▶ [WRITTEN EXERCISE] For each line that holds "workers", copy the line out.

Figure record listings
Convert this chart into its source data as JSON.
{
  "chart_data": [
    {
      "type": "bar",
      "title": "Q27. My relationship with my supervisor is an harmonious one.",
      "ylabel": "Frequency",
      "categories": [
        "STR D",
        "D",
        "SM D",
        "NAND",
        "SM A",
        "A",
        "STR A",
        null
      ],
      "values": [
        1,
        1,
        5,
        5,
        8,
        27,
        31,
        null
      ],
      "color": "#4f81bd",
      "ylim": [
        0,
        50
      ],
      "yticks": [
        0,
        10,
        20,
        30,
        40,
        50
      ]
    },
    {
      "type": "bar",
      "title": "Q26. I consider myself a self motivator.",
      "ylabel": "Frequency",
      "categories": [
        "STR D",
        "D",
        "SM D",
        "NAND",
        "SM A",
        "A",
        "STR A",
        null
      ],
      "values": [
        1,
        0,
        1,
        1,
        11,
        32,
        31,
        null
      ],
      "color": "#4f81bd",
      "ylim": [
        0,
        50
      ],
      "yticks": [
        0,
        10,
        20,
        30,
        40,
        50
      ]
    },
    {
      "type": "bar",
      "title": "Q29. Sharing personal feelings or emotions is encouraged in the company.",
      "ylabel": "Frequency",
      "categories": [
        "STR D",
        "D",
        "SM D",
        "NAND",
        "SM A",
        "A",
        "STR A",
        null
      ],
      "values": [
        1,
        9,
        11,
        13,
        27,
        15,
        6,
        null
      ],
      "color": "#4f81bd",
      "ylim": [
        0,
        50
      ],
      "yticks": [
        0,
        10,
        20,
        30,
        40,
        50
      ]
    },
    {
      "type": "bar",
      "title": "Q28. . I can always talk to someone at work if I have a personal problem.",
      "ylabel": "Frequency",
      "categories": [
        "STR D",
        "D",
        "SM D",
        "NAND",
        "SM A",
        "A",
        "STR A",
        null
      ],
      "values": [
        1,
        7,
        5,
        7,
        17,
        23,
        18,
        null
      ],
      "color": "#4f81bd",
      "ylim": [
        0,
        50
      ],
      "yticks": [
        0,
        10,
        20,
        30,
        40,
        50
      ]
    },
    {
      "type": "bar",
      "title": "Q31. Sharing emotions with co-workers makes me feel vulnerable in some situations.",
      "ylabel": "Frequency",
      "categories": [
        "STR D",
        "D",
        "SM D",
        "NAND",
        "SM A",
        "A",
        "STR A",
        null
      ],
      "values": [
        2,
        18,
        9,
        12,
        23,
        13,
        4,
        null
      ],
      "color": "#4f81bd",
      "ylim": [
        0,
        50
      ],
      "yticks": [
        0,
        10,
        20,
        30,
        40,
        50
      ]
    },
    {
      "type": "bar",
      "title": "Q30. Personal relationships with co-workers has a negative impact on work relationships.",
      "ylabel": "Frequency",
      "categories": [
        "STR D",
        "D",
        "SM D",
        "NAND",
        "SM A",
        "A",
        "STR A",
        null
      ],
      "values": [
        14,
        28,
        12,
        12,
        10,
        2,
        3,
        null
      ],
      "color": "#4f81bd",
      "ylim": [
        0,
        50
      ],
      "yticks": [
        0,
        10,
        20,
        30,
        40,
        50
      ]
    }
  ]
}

▶ [RESPONSE TO THE TASK]
      "title": "Q31. Sharing emotions with co-workers makes me feel vulnerable in some situations.",
      "title": "Q30. Personal relationships with co-workers has a negative impact on work relationships.",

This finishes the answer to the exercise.